+++ Data listing +++

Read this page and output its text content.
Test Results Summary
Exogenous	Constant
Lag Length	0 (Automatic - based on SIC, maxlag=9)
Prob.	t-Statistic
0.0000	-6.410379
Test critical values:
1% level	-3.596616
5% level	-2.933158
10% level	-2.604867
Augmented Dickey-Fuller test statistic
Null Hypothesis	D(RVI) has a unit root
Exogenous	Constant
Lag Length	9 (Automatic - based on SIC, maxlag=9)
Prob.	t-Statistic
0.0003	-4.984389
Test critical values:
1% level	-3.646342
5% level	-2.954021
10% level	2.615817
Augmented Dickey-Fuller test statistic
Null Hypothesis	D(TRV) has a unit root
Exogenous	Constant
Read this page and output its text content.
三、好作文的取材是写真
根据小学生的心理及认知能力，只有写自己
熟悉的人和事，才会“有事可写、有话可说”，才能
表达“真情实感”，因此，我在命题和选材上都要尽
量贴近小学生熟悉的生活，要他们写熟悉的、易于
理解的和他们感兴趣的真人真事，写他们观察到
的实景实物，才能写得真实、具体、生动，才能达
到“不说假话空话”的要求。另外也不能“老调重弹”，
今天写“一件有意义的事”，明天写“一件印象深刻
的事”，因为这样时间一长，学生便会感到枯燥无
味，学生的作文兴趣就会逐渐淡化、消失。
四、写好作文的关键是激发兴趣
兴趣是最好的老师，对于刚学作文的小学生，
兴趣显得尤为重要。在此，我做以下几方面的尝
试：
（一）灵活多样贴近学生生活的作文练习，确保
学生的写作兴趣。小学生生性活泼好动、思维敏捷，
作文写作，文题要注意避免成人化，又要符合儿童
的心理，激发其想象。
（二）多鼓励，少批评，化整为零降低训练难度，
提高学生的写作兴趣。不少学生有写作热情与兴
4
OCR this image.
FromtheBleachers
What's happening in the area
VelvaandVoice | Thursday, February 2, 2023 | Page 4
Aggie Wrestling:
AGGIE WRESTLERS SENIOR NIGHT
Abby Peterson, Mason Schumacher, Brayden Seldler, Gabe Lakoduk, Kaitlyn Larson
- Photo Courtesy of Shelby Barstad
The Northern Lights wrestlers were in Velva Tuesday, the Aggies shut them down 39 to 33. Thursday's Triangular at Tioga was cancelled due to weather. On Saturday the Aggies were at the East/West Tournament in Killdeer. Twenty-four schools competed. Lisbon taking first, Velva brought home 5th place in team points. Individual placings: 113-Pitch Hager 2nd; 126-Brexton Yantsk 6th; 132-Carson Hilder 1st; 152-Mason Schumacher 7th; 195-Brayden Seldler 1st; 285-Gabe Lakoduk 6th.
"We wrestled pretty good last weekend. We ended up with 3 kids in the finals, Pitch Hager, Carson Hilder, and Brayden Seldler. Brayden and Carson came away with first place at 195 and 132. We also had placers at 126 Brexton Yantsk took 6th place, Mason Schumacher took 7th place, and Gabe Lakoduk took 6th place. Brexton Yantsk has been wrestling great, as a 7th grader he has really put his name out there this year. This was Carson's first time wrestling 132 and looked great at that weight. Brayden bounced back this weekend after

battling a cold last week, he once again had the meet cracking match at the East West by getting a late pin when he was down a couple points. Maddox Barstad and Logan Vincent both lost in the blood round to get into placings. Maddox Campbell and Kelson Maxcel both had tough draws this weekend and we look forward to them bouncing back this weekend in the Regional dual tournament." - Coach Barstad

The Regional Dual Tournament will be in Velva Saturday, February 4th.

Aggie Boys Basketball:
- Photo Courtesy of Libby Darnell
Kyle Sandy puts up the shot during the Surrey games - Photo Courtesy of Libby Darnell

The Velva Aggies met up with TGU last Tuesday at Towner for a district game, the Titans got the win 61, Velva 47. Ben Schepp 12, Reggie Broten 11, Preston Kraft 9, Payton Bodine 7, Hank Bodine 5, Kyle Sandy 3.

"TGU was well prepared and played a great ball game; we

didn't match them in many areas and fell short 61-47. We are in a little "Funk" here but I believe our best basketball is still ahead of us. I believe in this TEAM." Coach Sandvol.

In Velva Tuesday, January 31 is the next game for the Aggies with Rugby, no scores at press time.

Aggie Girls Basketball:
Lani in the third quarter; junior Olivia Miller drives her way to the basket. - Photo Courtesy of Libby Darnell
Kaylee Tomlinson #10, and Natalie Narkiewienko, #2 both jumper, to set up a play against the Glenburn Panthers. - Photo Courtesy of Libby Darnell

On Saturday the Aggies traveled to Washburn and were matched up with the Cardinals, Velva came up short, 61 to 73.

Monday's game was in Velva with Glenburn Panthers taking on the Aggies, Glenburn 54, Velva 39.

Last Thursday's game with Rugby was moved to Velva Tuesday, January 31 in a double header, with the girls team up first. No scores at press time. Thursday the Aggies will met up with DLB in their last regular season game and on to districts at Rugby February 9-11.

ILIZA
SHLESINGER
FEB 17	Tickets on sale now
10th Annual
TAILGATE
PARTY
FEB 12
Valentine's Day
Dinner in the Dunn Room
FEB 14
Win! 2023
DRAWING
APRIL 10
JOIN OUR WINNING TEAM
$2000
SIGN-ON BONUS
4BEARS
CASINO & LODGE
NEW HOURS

+++

● **Exercise instructions**:
Faithfully reproduce all of the records, character for character.

● **Output of the exercise**:
Read this page and output its text content.
Test Results Summary
Exogenous	Constant
Lag Length	0 (Automatic - based on SIC, maxlag=9)
Prob.	t-Statistic
0.0000	-6.410379
Test critical values:
1% level	-3.596616
5% level	-2.933158
10% level	-2.604867
Augmented Dickey-Fuller test statistic
Null Hypothesis	D(RVI) has a unit root
Exogenous	Constant
Lag Length	9 (Automatic - based on SIC, maxlag=9)
Prob.	t-Statistic
0.0003	-4.984389
Test critical values:
1% level	-3.646342
5% level	-2.954021
10% level	2.615817
Augmented Dickey-Fuller test statistic
Null Hypothesis	D(TRV) has a unit root
Exogenous	Constant
Read this page and output its text content.
三、好作文的取材是写真
根据小学生的心理及认知能力，只有写自己
熟悉的人和事，才会“有事可写、有话可说”，才能
表达“真情实感”，因此，我在命题和选材上都要尽
量贴近小学生熟悉的生活，要他们写熟悉的、易于
理解的和他们感兴趣的真人真事，写他们观察到
的实景实物，才能写得真实、具体、生动，才能达
到“不说假话空话”的要求。另外也不能“老调重弹”，
今天写“一件有意义的事”，明天写“一件印象深刻
的事”，因为这样时间一长，学生便会感到枯燥无
味，学生的作文兴趣就会逐渐淡化、消失。
四、写好作文的关键是激发兴趣
兴趣是最好的老师，对于刚学作文的小学生，
兴趣显得尤为重要。在此，我做以下几方面的尝
试：
（一）灵活多样贴近学生生活的作文练习，确保
学生的写作兴趣。小学生生性活泼好动、思维敏捷，
作文写作，文题要注意避免成人化，又要符合儿童
的心理，激发其想象。
（二）多鼓励，少批评，化整为零降低训练难度，
提高学生的写作兴趣。不少学生有写作热情与兴
4
OCR this image.
FromtheBleachers
What's happening in the area
VelvaandVoice | Thursday, February 2, 2023 | Page 4
Aggie Wrestling:
AGGIE WRESTLERS SENIOR NIGHT
Abby Peterson, Mason Schumacher, Brayden Seldler, Gabe Lakoduk, Kaitlyn Larson
- Photo Courtesy of Shelby Barstad
The Northern Lights wrestlers were in Velva Tuesday, the Aggies shut them down 39 to 33. Thursday's Triangular at Tioga was cancelled due to weather. On Saturday the Aggies were at the East/West Tournament in Killdeer. Twenty-four schools competed. Lisbon taking first, Velva brought home 5th place in team points. Individual placings: 113-Pitch Hager 2nd; 126-Brexton Yantsk 6th; 132-Carson Hilder 1st; 152-Mason Schumacher 7th; 195-Brayden Seldler 1st; 285-Gabe Lakoduk 6th.
"We wrestled pretty good last weekend. We ended up with 3 kids in the finals, Pitch Hager, Carson Hilder, and Brayden Seldler. Brayden and Carson came away with first place at 195 and 132. We also had placers at 126 Brexton Yantsk took 6th place, Mason Schumacher took 7th place, and Gabe Lakoduk took 6th place. Brexton Yantsk has been wrestling great, as a 7th grader he has really put his name out there this year. This was Carson's first time wrestling 132 and looked great at that weight. Brayden bounced back this weekend after

battling a cold last week, he once again had the meet cracking match at the East West by getting a late pin when he was down a couple points. Maddox Barstad and Logan Vincent both lost in the blood round to get into placings. Maddox Campbell and Kelson Maxcel both had tough draws this weekend and we look forward to them bouncing back this weekend in the Regional dual tournament." - Coach Barstad

The Regional Dual Tournament will be in Velva Saturday, February 4th.

Aggie Boys Basketball:
- Photo Courtesy of Libby Darnell
Kyle Sandy puts up the shot during the Surrey games - Photo Courtesy of Libby Darnell

The Velva Aggies met up with TGU last Tuesday at Towner for a district game, the Titans got the win 61, Velva 47. Ben Schepp 12, Reggie Broten 11, Preston Kraft 9, Payton Bodine 7, Hank Bodine 5, Kyle Sandy 3.

"TGU was well prepared and played a great ball game; we

didn't match them in many areas and fell short 61-47. We are in a little "Funk" here but I believe our best basketball is still ahead of us. I believe in this TEAM." Coach Sandvol.

In Velva Tuesday, January 31 is the next game for the Aggies with Rugby, no scores at press time.

Aggie Girls Basketball:
Lani in the third quarter; junior Olivia Miller drives her way to the basket. - Photo Courtesy of Libby Darnell
Kaylee Tomlinson #10, and Natalie Narkiewienko, #2 both jumper, to set up a play against the Glenburn Panthers. - Photo Courtesy of Libby Darnell

On Saturday the Aggies traveled to Washburn and were matched up with the Cardinals, Velva came up short, 61 to 73.

Monday's game was in Velva with Glenburn Panthers taking on the Aggies, Glenburn 54, Velva 39.

Last Thursday's game with Rugby was moved to Velva Tuesday, January 31 in a double header, with the girls team up first. No scores at press time. Thursday the Aggies will met up with DLB in their last regular season game and on to districts at Rugby February 9-11.

ILIZA
SHLESINGER
FEB 17	Tickets on sale now
10th Annual
TAILGATE
PARTY
FEB 12
Valentine's Day
Dinner in the Dunn Room
FEB 14
Win! 2023
DRAWING
APRIL 10
JOIN OUR WINNING TEAM
$2000
SIGN-ON BONUS
4BEARS
CASINO & LODGE
NEW HOURS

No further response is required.